Given instruction:
Images must not appear in your copy; reproduce every other part of the records exactly.

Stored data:
..........
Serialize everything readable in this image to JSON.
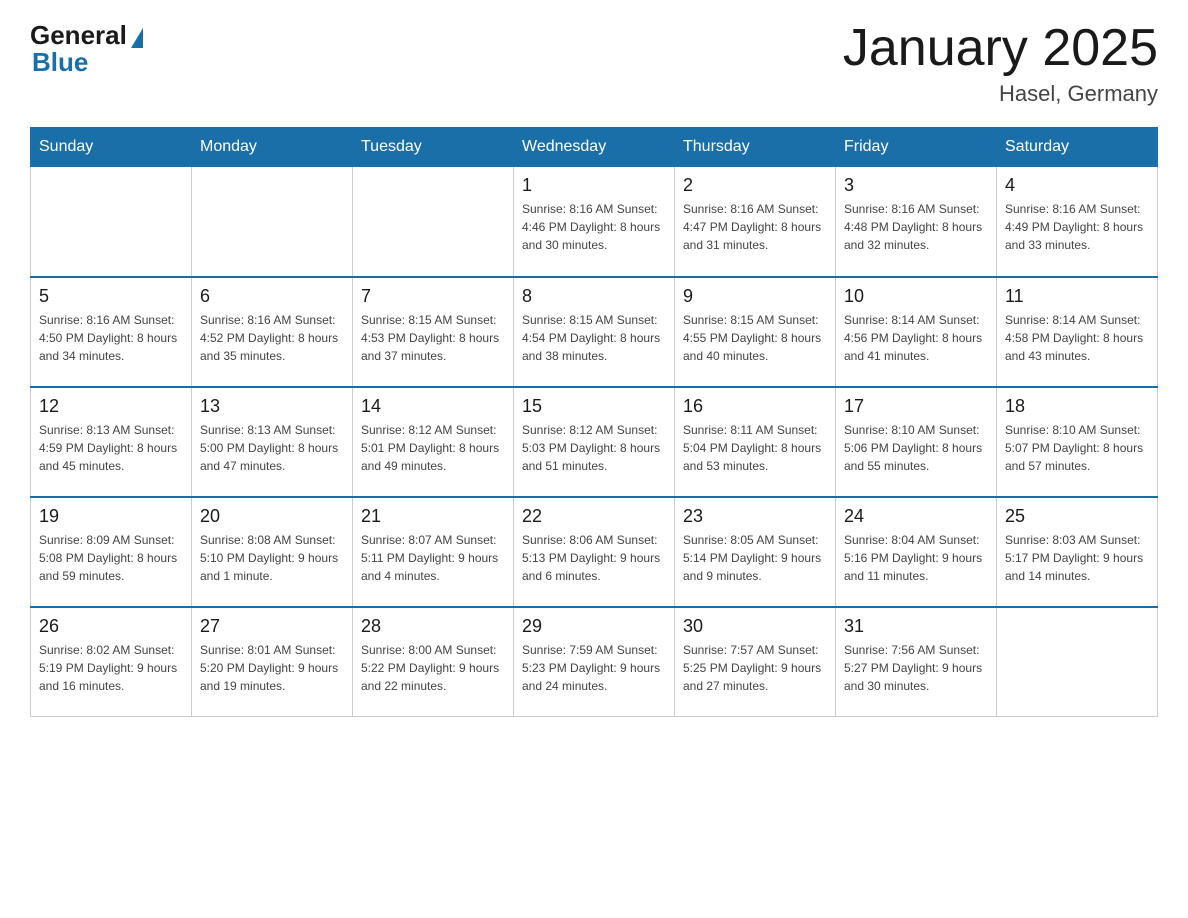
{
  "header": {
    "logo": {
      "general": "General",
      "blue": "Blue"
    },
    "title": "January 2025",
    "location": "Hasel, Germany"
  },
  "calendar": {
    "days_of_week": [
      "Sunday",
      "Monday",
      "Tuesday",
      "Wednesday",
      "Thursday",
      "Friday",
      "Saturday"
    ],
    "weeks": [
      [
        {
          "day": "",
          "info": ""
        },
        {
          "day": "",
          "info": ""
        },
        {
          "day": "",
          "info": ""
        },
        {
          "day": "1",
          "info": "Sunrise: 8:16 AM\nSunset: 4:46 PM\nDaylight: 8 hours\nand 30 minutes."
        },
        {
          "day": "2",
          "info": "Sunrise: 8:16 AM\nSunset: 4:47 PM\nDaylight: 8 hours\nand 31 minutes."
        },
        {
          "day": "3",
          "info": "Sunrise: 8:16 AM\nSunset: 4:48 PM\nDaylight: 8 hours\nand 32 minutes."
        },
        {
          "day": "4",
          "info": "Sunrise: 8:16 AM\nSunset: 4:49 PM\nDaylight: 8 hours\nand 33 minutes."
        }
      ],
      [
        {
          "day": "5",
          "info": "Sunrise: 8:16 AM\nSunset: 4:50 PM\nDaylight: 8 hours\nand 34 minutes."
        },
        {
          "day": "6",
          "info": "Sunrise: 8:16 AM\nSunset: 4:52 PM\nDaylight: 8 hours\nand 35 minutes."
        },
        {
          "day": "7",
          "info": "Sunrise: 8:15 AM\nSunset: 4:53 PM\nDaylight: 8 hours\nand 37 minutes."
        },
        {
          "day": "8",
          "info": "Sunrise: 8:15 AM\nSunset: 4:54 PM\nDaylight: 8 hours\nand 38 minutes."
        },
        {
          "day": "9",
          "info": "Sunrise: 8:15 AM\nSunset: 4:55 PM\nDaylight: 8 hours\nand 40 minutes."
        },
        {
          "day": "10",
          "info": "Sunrise: 8:14 AM\nSunset: 4:56 PM\nDaylight: 8 hours\nand 41 minutes."
        },
        {
          "day": "11",
          "info": "Sunrise: 8:14 AM\nSunset: 4:58 PM\nDaylight: 8 hours\nand 43 minutes."
        }
      ],
      [
        {
          "day": "12",
          "info": "Sunrise: 8:13 AM\nSunset: 4:59 PM\nDaylight: 8 hours\nand 45 minutes."
        },
        {
          "day": "13",
          "info": "Sunrise: 8:13 AM\nSunset: 5:00 PM\nDaylight: 8 hours\nand 47 minutes."
        },
        {
          "day": "14",
          "info": "Sunrise: 8:12 AM\nSunset: 5:01 PM\nDaylight: 8 hours\nand 49 minutes."
        },
        {
          "day": "15",
          "info": "Sunrise: 8:12 AM\nSunset: 5:03 PM\nDaylight: 8 hours\nand 51 minutes."
        },
        {
          "day": "16",
          "info": "Sunrise: 8:11 AM\nSunset: 5:04 PM\nDaylight: 8 hours\nand 53 minutes."
        },
        {
          "day": "17",
          "info": "Sunrise: 8:10 AM\nSunset: 5:06 PM\nDaylight: 8 hours\nand 55 minutes."
        },
        {
          "day": "18",
          "info": "Sunrise: 8:10 AM\nSunset: 5:07 PM\nDaylight: 8 hours\nand 57 minutes."
        }
      ],
      [
        {
          "day": "19",
          "info": "Sunrise: 8:09 AM\nSunset: 5:08 PM\nDaylight: 8 hours\nand 59 minutes."
        },
        {
          "day": "20",
          "info": "Sunrise: 8:08 AM\nSunset: 5:10 PM\nDaylight: 9 hours\nand 1 minute."
        },
        {
          "day": "21",
          "info": "Sunrise: 8:07 AM\nSunset: 5:11 PM\nDaylight: 9 hours\nand 4 minutes."
        },
        {
          "day": "22",
          "info": "Sunrise: 8:06 AM\nSunset: 5:13 PM\nDaylight: 9 hours\nand 6 minutes."
        },
        {
          "day": "23",
          "info": "Sunrise: 8:05 AM\nSunset: 5:14 PM\nDaylight: 9 hours\nand 9 minutes."
        },
        {
          "day": "24",
          "info": "Sunrise: 8:04 AM\nSunset: 5:16 PM\nDaylight: 9 hours\nand 11 minutes."
        },
        {
          "day": "25",
          "info": "Sunrise: 8:03 AM\nSunset: 5:17 PM\nDaylight: 9 hours\nand 14 minutes."
        }
      ],
      [
        {
          "day": "26",
          "info": "Sunrise: 8:02 AM\nSunset: 5:19 PM\nDaylight: 9 hours\nand 16 minutes."
        },
        {
          "day": "27",
          "info": "Sunrise: 8:01 AM\nSunset: 5:20 PM\nDaylight: 9 hours\nand 19 minutes."
        },
        {
          "day": "28",
          "info": "Sunrise: 8:00 AM\nSunset: 5:22 PM\nDaylight: 9 hours\nand 22 minutes."
        },
        {
          "day": "29",
          "info": "Sunrise: 7:59 AM\nSunset: 5:23 PM\nDaylight: 9 hours\nand 24 minutes."
        },
        {
          "day": "30",
          "info": "Sunrise: 7:57 AM\nSunset: 5:25 PM\nDaylight: 9 hours\nand 27 minutes."
        },
        {
          "day": "31",
          "info": "Sunrise: 7:56 AM\nSunset: 5:27 PM\nDaylight: 9 hours\nand 30 minutes."
        },
        {
          "day": "",
          "info": ""
        }
      ]
    ]
  }
}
..........
Final answer:
Serialize everything readable in this image to JSON.
{
  "header": {
    "logo": {
      "general": "General",
      "blue": "Blue"
    },
    "title": "January 2025",
    "location": "Hasel, Germany"
  },
  "calendar": {
    "days_of_week": [
      "Sunday",
      "Monday",
      "Tuesday",
      "Wednesday",
      "Thursday",
      "Friday",
      "Saturday"
    ],
    "weeks": [
      [
        {
          "day": "",
          "info": ""
        },
        {
          "day": "",
          "info": ""
        },
        {
          "day": "",
          "info": ""
        },
        {
          "day": "1",
          "info": "Sunrise: 8:16 AM\nSunset: 4:46 PM\nDaylight: 8 hours\nand 30 minutes."
        },
        {
          "day": "2",
          "info": "Sunrise: 8:16 AM\nSunset: 4:47 PM\nDaylight: 8 hours\nand 31 minutes."
        },
        {
          "day": "3",
          "info": "Sunrise: 8:16 AM\nSunset: 4:48 PM\nDaylight: 8 hours\nand 32 minutes."
        },
        {
          "day": "4",
          "info": "Sunrise: 8:16 AM\nSunset: 4:49 PM\nDaylight: 8 hours\nand 33 minutes."
        }
      ],
      [
        {
          "day": "5",
          "info": "Sunrise: 8:16 AM\nSunset: 4:50 PM\nDaylight: 8 hours\nand 34 minutes."
        },
        {
          "day": "6",
          "info": "Sunrise: 8:16 AM\nSunset: 4:52 PM\nDaylight: 8 hours\nand 35 minutes."
        },
        {
          "day": "7",
          "info": "Sunrise: 8:15 AM\nSunset: 4:53 PM\nDaylight: 8 hours\nand 37 minutes."
        },
        {
          "day": "8",
          "info": "Sunrise: 8:15 AM\nSunset: 4:54 PM\nDaylight: 8 hours\nand 38 minutes."
        },
        {
          "day": "9",
          "info": "Sunrise: 8:15 AM\nSunset: 4:55 PM\nDaylight: 8 hours\nand 40 minutes."
        },
        {
          "day": "10",
          "info": "Sunrise: 8:14 AM\nSunset: 4:56 PM\nDaylight: 8 hours\nand 41 minutes."
        },
        {
          "day": "11",
          "info": "Sunrise: 8:14 AM\nSunset: 4:58 PM\nDaylight: 8 hours\nand 43 minutes."
        }
      ],
      [
        {
          "day": "12",
          "info": "Sunrise: 8:13 AM\nSunset: 4:59 PM\nDaylight: 8 hours\nand 45 minutes."
        },
        {
          "day": "13",
          "info": "Sunrise: 8:13 AM\nSunset: 5:00 PM\nDaylight: 8 hours\nand 47 minutes."
        },
        {
          "day": "14",
          "info": "Sunrise: 8:12 AM\nSunset: 5:01 PM\nDaylight: 8 hours\nand 49 minutes."
        },
        {
          "day": "15",
          "info": "Sunrise: 8:12 AM\nSunset: 5:03 PM\nDaylight: 8 hours\nand 51 minutes."
        },
        {
          "day": "16",
          "info": "Sunrise: 8:11 AM\nSunset: 5:04 PM\nDaylight: 8 hours\nand 53 minutes."
        },
        {
          "day": "17",
          "info": "Sunrise: 8:10 AM\nSunset: 5:06 PM\nDaylight: 8 hours\nand 55 minutes."
        },
        {
          "day": "18",
          "info": "Sunrise: 8:10 AM\nSunset: 5:07 PM\nDaylight: 8 hours\nand 57 minutes."
        }
      ],
      [
        {
          "day": "19",
          "info": "Sunrise: 8:09 AM\nSunset: 5:08 PM\nDaylight: 8 hours\nand 59 minutes."
        },
        {
          "day": "20",
          "info": "Sunrise: 8:08 AM\nSunset: 5:10 PM\nDaylight: 9 hours\nand 1 minute."
        },
        {
          "day": "21",
          "info": "Sunrise: 8:07 AM\nSunset: 5:11 PM\nDaylight: 9 hours\nand 4 minutes."
        },
        {
          "day": "22",
          "info": "Sunrise: 8:06 AM\nSunset: 5:13 PM\nDaylight: 9 hours\nand 6 minutes."
        },
        {
          "day": "23",
          "info": "Sunrise: 8:05 AM\nSunset: 5:14 PM\nDaylight: 9 hours\nand 9 minutes."
        },
        {
          "day": "24",
          "info": "Sunrise: 8:04 AM\nSunset: 5:16 PM\nDaylight: 9 hours\nand 11 minutes."
        },
        {
          "day": "25",
          "info": "Sunrise: 8:03 AM\nSunset: 5:17 PM\nDaylight: 9 hours\nand 14 minutes."
        }
      ],
      [
        {
          "day": "26",
          "info": "Sunrise: 8:02 AM\nSunset: 5:19 PM\nDaylight: 9 hours\nand 16 minutes."
        },
        {
          "day": "27",
          "info": "Sunrise: 8:01 AM\nSunset: 5:20 PM\nDaylight: 9 hours\nand 19 minutes."
        },
        {
          "day": "28",
          "info": "Sunrise: 8:00 AM\nSunset: 5:22 PM\nDaylight: 9 hours\nand 22 minutes."
        },
        {
          "day": "29",
          "info": "Sunrise: 7:59 AM\nSunset: 5:23 PM\nDaylight: 9 hours\nand 24 minutes."
        },
        {
          "day": "30",
          "info": "Sunrise: 7:57 AM\nSunset: 5:25 PM\nDaylight: 9 hours\nand 27 minutes."
        },
        {
          "day": "31",
          "info": "Sunrise: 7:56 AM\nSunset: 5:27 PM\nDaylight: 9 hours\nand 30 minutes."
        },
        {
          "day": "",
          "info": ""
        }
      ]
    ]
  }
}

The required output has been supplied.